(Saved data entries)
·····

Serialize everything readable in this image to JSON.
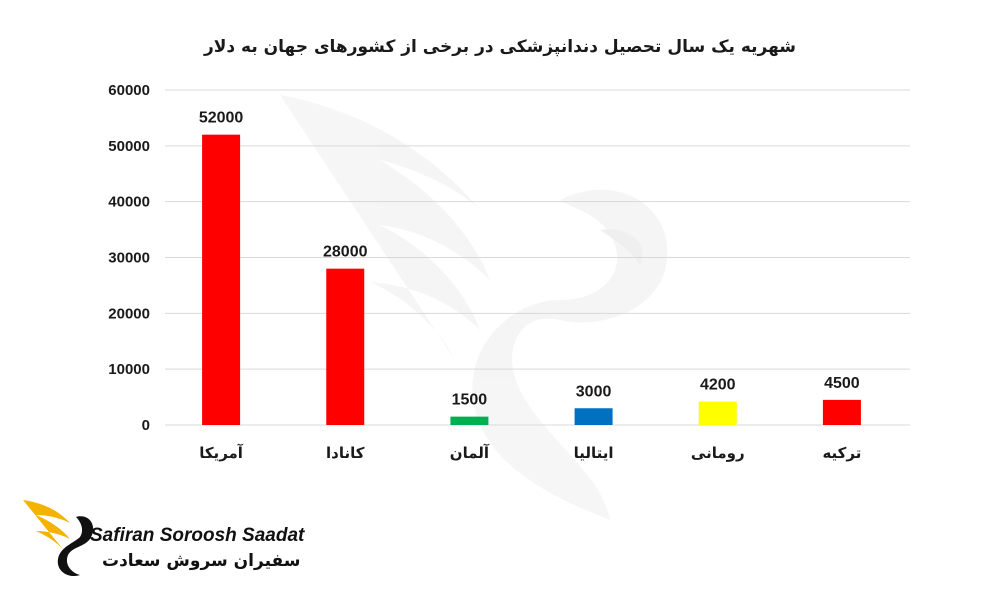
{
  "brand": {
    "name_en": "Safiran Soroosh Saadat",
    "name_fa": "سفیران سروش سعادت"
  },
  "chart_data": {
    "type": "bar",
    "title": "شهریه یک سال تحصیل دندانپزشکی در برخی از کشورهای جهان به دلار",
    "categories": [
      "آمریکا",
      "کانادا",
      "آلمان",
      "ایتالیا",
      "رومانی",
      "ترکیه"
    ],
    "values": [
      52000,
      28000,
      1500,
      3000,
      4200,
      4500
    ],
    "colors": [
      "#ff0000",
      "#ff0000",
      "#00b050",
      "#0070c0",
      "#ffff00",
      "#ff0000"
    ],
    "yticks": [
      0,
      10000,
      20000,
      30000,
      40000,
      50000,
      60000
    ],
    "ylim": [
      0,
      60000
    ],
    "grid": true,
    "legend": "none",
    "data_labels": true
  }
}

·····

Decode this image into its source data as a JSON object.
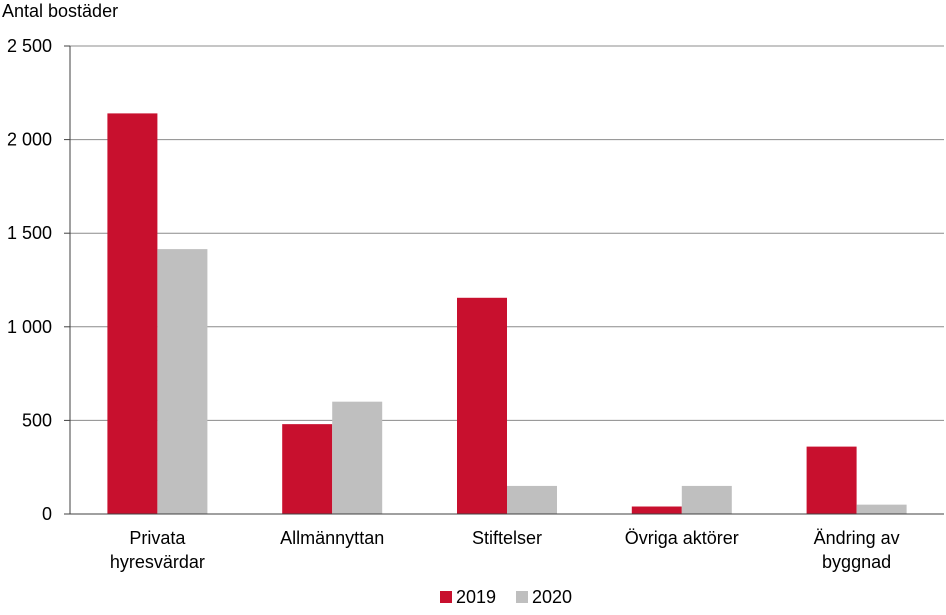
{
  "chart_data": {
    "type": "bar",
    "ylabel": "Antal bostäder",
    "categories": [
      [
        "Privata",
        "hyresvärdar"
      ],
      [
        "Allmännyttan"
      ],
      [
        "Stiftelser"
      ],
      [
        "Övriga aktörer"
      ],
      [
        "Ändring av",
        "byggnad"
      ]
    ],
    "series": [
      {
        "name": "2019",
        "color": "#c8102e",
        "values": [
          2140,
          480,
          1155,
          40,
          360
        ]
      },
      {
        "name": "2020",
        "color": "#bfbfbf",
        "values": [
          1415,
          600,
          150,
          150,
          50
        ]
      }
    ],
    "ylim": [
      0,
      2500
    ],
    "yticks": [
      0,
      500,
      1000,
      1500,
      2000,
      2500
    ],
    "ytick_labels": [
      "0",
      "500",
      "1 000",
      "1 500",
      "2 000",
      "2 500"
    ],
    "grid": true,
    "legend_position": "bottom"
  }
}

·····

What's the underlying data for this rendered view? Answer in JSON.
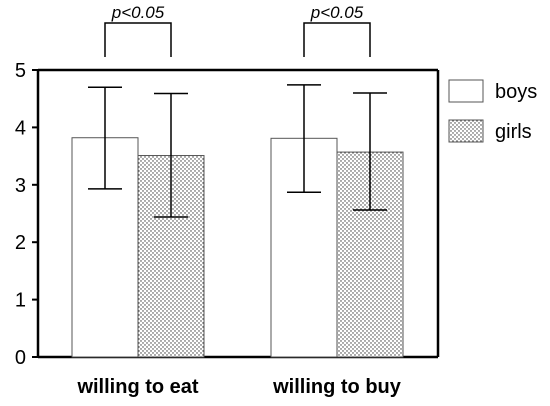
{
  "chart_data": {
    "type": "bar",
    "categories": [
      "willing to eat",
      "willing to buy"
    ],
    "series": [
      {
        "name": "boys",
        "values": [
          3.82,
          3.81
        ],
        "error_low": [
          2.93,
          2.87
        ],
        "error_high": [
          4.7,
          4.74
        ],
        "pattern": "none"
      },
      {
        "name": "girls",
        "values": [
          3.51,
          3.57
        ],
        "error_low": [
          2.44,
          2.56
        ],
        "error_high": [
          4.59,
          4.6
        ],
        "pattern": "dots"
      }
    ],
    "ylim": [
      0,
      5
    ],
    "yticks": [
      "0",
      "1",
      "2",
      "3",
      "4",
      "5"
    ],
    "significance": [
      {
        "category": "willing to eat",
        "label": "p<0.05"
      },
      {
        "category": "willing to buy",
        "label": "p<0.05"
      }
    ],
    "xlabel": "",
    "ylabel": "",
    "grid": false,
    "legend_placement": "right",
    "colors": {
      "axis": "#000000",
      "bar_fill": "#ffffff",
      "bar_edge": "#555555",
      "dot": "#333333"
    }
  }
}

·····

* What is required
Show all lines from the records above where the word "this" occurs.

* Exercise output
Serialize everything readable in this image to JSON.
Decode this image into its source data as a JSON object.
What's the underlying data for this rendered view? Answer in JSON.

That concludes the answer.